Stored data
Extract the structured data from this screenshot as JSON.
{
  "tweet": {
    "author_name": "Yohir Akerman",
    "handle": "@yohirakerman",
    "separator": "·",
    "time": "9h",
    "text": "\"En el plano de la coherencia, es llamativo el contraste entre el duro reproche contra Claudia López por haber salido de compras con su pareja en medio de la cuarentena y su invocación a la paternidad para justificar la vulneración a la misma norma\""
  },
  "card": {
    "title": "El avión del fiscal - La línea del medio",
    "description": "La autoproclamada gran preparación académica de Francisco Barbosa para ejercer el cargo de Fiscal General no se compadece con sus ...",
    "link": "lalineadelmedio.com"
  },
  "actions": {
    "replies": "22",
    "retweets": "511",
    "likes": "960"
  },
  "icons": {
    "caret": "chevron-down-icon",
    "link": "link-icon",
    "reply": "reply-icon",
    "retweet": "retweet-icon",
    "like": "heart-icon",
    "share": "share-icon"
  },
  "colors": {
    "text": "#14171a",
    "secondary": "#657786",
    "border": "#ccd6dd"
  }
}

## EXERCISE DIRECTIONS
Reproduce the listing shown above in its entirety, exactly.

## ANSWER TO THIS TASK
Extract the structured data from this screenshot as JSON.
{
  "tweet": {
    "author_name": "Yohir Akerman",
    "handle": "@yohirakerman",
    "separator": "·",
    "time": "9h",
    "text": "\"En el plano de la coherencia, es llamativo el contraste entre el duro reproche contra Claudia López por haber salido de compras con su pareja en medio de la cuarentena y su invocación a la paternidad para justificar la vulneración a la misma norma\""
  },
  "card": {
    "title": "El avión del fiscal - La línea del medio",
    "description": "La autoproclamada gran preparación académica de Francisco Barbosa para ejercer el cargo de Fiscal General no se compadece con sus ...",
    "link": "lalineadelmedio.com"
  },
  "actions": {
    "replies": "22",
    "retweets": "511",
    "likes": "960"
  },
  "icons": {
    "caret": "chevron-down-icon",
    "link": "link-icon",
    "reply": "reply-icon",
    "retweet": "retweet-icon",
    "like": "heart-icon",
    "share": "share-icon"
  },
  "colors": {
    "text": "#14171a",
    "secondary": "#657786",
    "border": "#ccd6dd"
  }
}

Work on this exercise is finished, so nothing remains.